- [GIVEN EXERCISE] Write out each line from the data below that includes the word "document".

┄┄┄┄┄┄

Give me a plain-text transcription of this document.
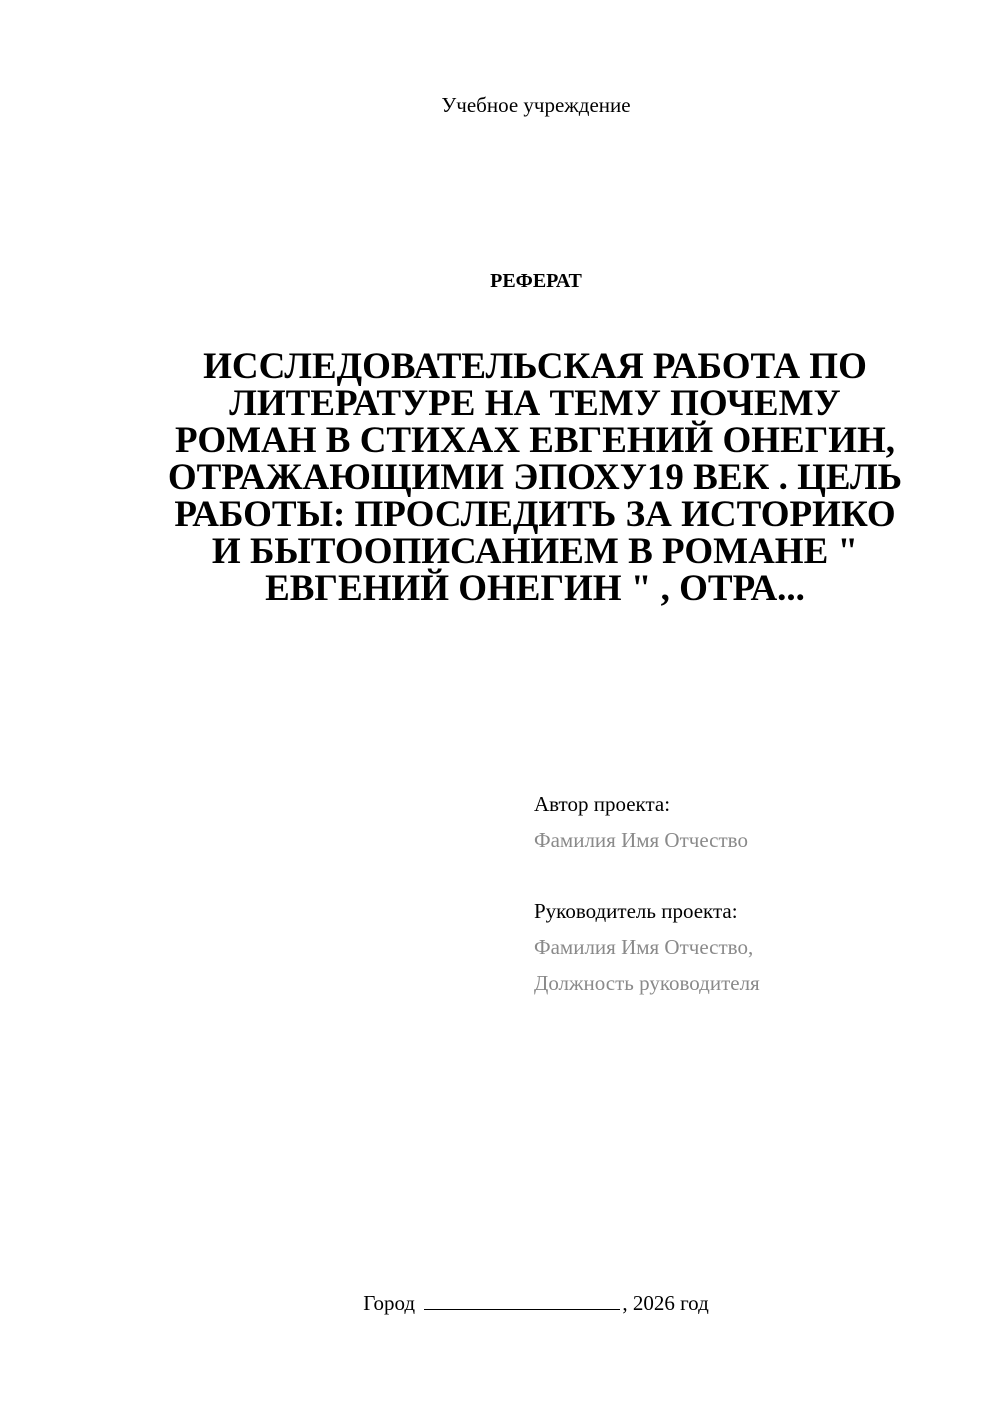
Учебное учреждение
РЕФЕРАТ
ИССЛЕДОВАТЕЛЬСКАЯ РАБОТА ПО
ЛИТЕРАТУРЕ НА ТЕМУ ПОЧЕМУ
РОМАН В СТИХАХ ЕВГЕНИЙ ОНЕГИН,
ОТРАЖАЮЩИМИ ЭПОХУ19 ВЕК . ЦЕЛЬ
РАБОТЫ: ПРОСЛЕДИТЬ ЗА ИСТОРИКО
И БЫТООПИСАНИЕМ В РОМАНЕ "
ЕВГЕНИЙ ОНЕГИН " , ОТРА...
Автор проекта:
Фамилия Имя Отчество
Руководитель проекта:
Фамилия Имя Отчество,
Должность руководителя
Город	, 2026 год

┄┄┄┄┄┄

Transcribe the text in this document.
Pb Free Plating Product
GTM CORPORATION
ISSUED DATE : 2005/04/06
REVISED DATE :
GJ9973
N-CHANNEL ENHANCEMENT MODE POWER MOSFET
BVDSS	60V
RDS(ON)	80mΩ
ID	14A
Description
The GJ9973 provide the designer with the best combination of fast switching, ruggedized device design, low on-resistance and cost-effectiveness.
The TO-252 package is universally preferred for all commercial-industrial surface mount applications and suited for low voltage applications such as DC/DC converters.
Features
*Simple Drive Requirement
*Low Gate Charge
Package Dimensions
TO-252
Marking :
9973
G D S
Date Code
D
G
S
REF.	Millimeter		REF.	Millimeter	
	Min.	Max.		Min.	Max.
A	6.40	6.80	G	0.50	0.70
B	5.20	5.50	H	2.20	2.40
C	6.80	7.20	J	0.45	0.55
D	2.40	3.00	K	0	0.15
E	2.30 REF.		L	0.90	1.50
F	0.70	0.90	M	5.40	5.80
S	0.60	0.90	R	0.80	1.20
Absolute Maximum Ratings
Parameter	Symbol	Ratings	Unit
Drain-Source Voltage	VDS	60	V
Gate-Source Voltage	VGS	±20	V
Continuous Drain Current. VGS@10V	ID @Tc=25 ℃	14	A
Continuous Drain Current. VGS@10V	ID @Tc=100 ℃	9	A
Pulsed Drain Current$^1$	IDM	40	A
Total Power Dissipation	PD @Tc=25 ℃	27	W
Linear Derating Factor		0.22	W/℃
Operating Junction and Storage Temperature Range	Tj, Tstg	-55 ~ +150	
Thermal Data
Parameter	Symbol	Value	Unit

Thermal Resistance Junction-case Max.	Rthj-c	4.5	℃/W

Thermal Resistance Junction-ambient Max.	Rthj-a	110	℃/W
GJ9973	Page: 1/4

┄┄┄┄┄┄

- [RESULT BELOW]
Give me a plain-text transcription of this document.
Transcribe the text in this document.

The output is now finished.